• Exercise goal: Among the entries below, find how many lines carry the word "PSSNa" and state only that figure.
====================
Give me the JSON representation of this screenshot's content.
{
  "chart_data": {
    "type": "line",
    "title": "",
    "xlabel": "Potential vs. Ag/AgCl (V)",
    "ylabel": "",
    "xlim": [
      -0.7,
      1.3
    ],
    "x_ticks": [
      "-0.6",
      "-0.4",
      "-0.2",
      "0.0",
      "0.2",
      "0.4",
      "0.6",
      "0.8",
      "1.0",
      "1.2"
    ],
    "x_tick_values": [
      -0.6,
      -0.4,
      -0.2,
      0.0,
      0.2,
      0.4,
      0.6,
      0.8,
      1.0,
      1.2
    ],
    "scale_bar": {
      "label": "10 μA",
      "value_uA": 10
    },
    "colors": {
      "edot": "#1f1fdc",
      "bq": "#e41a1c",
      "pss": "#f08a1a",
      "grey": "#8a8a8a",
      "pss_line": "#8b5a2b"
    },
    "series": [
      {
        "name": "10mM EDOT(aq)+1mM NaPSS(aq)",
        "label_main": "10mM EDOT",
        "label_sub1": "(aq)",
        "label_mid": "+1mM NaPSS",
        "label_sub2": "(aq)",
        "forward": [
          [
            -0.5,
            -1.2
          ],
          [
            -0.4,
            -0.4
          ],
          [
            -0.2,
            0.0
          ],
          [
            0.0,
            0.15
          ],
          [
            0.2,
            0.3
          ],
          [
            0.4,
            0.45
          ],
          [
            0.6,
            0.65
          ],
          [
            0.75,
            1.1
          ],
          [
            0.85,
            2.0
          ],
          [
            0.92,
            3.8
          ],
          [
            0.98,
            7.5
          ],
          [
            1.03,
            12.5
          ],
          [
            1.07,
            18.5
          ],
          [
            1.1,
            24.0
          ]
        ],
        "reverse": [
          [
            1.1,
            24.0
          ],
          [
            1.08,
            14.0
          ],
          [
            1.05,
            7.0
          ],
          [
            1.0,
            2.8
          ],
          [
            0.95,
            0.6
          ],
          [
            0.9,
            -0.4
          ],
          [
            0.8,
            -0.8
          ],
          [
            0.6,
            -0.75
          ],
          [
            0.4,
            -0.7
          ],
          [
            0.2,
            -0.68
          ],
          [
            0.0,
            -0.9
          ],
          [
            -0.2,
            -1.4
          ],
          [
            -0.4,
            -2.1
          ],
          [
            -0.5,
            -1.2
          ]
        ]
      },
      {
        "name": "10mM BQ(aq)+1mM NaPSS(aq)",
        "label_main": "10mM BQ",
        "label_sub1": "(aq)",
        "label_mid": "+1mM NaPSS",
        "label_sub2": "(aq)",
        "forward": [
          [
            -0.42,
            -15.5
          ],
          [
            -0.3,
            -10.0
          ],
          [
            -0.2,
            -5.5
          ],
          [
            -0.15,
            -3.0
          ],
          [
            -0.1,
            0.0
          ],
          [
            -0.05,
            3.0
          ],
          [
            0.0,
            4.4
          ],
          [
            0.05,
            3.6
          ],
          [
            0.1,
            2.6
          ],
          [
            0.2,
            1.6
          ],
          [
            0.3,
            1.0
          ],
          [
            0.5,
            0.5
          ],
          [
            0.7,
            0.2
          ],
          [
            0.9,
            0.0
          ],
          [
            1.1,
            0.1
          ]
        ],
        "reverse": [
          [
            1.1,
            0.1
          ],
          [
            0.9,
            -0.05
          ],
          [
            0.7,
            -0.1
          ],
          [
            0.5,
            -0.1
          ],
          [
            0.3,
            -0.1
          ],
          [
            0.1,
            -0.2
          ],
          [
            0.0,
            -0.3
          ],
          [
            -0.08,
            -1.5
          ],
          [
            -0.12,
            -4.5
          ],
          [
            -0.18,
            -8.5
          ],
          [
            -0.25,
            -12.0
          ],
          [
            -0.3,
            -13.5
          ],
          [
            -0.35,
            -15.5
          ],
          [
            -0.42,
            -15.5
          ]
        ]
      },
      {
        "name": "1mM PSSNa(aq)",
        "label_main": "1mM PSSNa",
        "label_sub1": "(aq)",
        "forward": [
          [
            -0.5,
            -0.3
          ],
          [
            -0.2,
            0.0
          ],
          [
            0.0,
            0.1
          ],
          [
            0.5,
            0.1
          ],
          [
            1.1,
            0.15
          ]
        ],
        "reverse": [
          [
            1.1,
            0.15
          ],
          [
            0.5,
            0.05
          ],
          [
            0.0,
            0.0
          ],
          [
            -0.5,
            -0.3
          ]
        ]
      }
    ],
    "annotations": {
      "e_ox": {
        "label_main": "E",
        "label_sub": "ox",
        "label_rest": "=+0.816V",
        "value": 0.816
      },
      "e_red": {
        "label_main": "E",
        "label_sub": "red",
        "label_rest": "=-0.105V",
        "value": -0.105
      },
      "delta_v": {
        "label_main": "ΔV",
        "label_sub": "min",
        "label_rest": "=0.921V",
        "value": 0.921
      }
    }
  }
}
====================
• Task response: 2